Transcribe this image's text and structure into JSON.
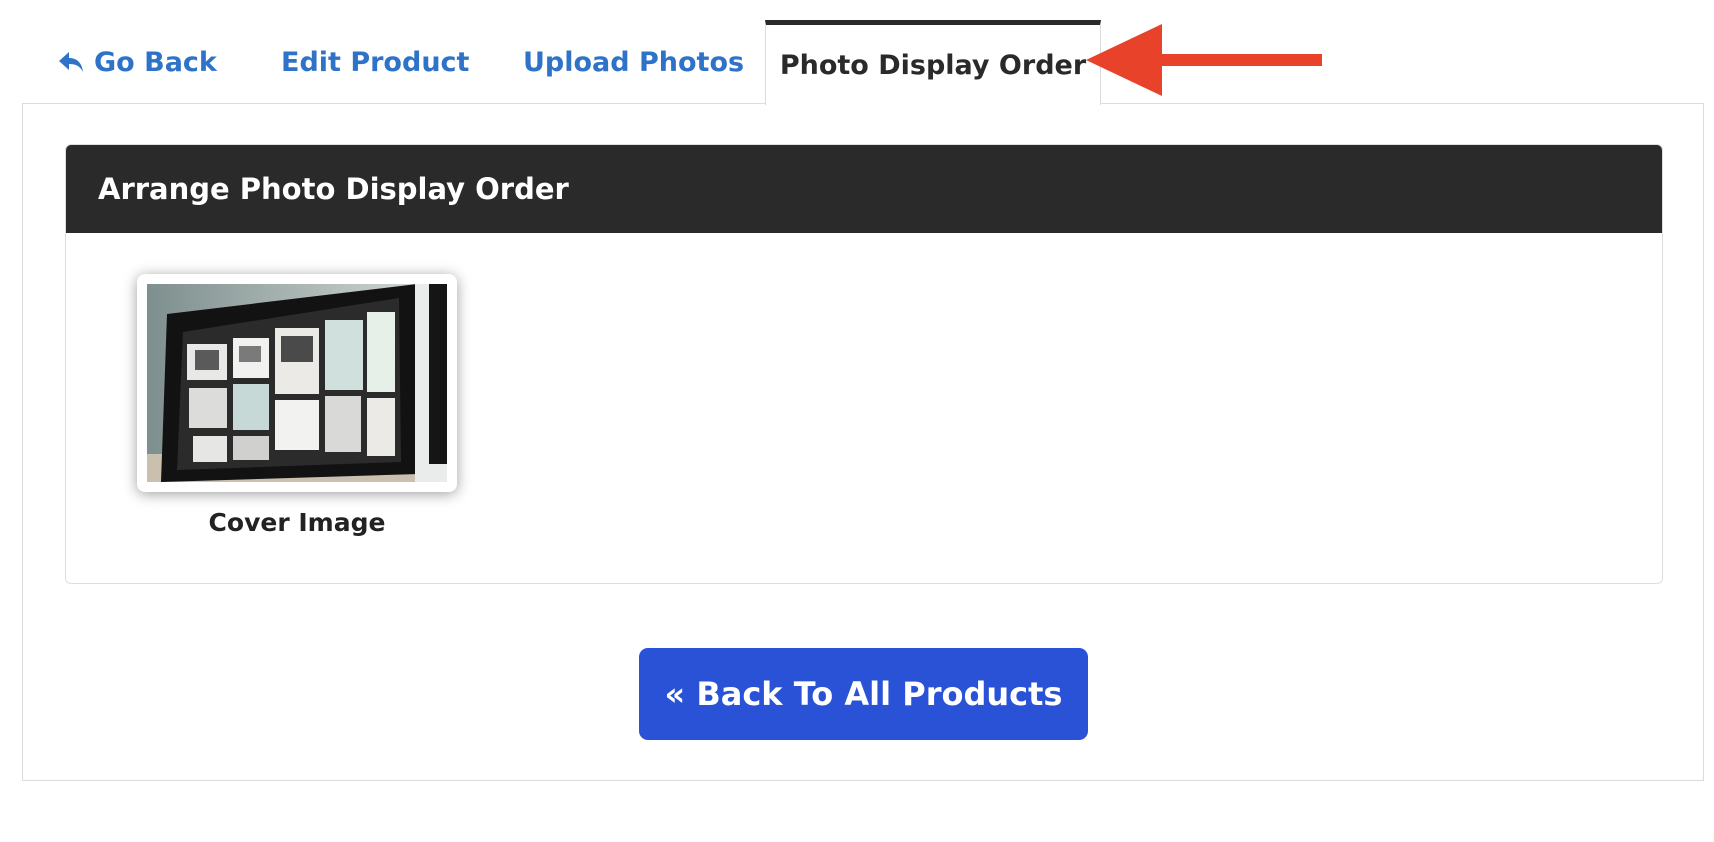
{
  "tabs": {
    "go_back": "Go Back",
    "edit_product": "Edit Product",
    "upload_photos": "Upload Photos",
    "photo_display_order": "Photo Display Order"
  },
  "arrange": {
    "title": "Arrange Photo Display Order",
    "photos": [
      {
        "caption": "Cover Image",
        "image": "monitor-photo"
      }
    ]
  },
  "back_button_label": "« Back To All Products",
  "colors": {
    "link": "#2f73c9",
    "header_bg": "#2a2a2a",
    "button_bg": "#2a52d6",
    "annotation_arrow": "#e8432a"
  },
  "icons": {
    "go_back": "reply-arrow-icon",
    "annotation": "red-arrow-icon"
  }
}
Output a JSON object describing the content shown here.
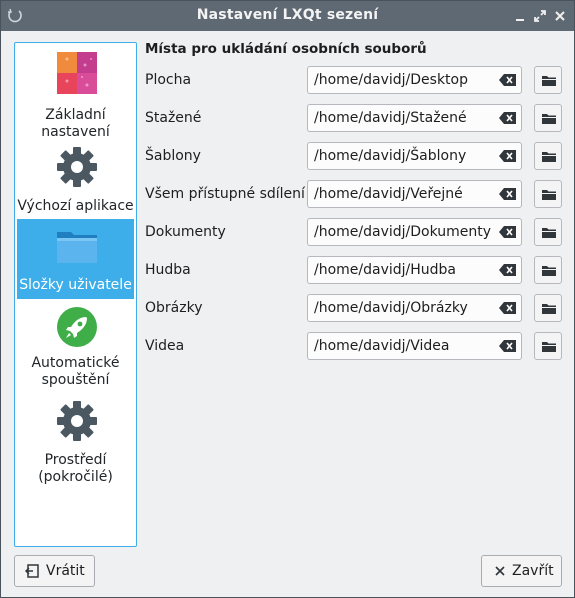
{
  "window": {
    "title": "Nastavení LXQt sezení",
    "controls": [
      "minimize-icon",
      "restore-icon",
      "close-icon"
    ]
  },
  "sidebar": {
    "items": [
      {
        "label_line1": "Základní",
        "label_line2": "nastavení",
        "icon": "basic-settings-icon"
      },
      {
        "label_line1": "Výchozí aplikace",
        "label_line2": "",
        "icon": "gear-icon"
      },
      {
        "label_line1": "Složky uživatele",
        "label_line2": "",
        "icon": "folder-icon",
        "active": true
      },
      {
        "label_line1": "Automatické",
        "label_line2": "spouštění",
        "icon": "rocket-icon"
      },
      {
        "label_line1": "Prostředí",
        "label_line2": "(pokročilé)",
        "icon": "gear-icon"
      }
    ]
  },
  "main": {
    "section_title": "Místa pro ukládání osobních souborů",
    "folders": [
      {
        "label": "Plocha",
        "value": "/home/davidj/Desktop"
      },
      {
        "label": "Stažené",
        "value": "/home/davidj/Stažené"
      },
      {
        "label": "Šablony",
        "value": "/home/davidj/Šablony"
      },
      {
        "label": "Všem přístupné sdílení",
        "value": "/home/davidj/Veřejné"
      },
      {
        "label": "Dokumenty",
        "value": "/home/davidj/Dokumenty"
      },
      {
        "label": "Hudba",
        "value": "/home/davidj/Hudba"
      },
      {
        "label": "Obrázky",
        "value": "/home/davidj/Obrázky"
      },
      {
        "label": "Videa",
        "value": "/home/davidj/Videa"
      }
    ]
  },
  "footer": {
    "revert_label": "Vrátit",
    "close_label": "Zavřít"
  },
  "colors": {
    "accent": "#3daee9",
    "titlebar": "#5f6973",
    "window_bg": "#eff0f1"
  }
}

§ §

* _Problem statement_:
Working from the lines above, reproduce the material exactly and exclude its pictures.

* _Reply_:
Transcribe this image's text and structure into JSON.
{
  "tabs": {
    "go_back": "Go Back",
    "edit_product": "Edit Product",
    "upload_photos": "Upload Photos",
    "photo_display_order": "Photo Display Order"
  },
  "arrange": {
    "title": "Arrange Photo Display Order",
    "photos": [
      {
        "caption": "Cover Image",
        "image": "monitor-photo"
      }
    ]
  },
  "back_button_label": "« Back To All Products",
  "colors": {
    "link": "#2f73c9",
    "header_bg": "#2a2a2a",
    "button_bg": "#2a52d6",
    "annotation_arrow": "#e8432a"
  },
  "icons": {
    "go_back": "reply-arrow-icon",
    "annotation": "red-arrow-icon"
  }
}
Output a JSON object describing the content shown here.
{
  "window": {
    "title": "Nastavení LXQt sezení",
    "controls": [
      "minimize-icon",
      "restore-icon",
      "close-icon"
    ]
  },
  "sidebar": {
    "items": [
      {
        "label_line1": "Základní",
        "label_line2": "nastavení",
        "icon": "basic-settings-icon"
      },
      {
        "label_line1": "Výchozí aplikace",
        "label_line2": "",
        "icon": "gear-icon"
      },
      {
        "label_line1": "Složky uživatele",
        "label_line2": "",
        "icon": "folder-icon",
        "active": true
      },
      {
        "label_line1": "Automatické",
        "label_line2": "spouštění",
        "icon": "rocket-icon"
      },
      {
        "label_line1": "Prostředí",
        "label_line2": "(pokročilé)",
        "icon": "gear-icon"
      }
    ]
  },
  "main": {
    "section_title": "Místa pro ukládání osobních souborů",
    "folders": [
      {
        "label": "Plocha",
        "value": "/home/davidj/Desktop"
      },
      {
        "label": "Stažené",
        "value": "/home/davidj/Stažené"
      },
      {
        "label": "Šablony",
        "value": "/home/davidj/Šablony"
      },
      {
        "label": "Všem přístupné sdílení",
        "value": "/home/davidj/Veřejné"
      },
      {
        "label": "Dokumenty",
        "value": "/home/davidj/Dokumenty"
      },
      {
        "label": "Hudba",
        "value": "/home/davidj/Hudba"
      },
      {
        "label": "Obrázky",
        "value": "/home/davidj/Obrázky"
      },
      {
        "label": "Videa",
        "value": "/home/davidj/Videa"
      }
    ]
  },
  "footer": {
    "revert_label": "Vrátit",
    "close_label": "Zavřít"
  },
  "colors": {
    "accent": "#3daee9",
    "titlebar": "#5f6973",
    "window_bg": "#eff0f1"
  }
}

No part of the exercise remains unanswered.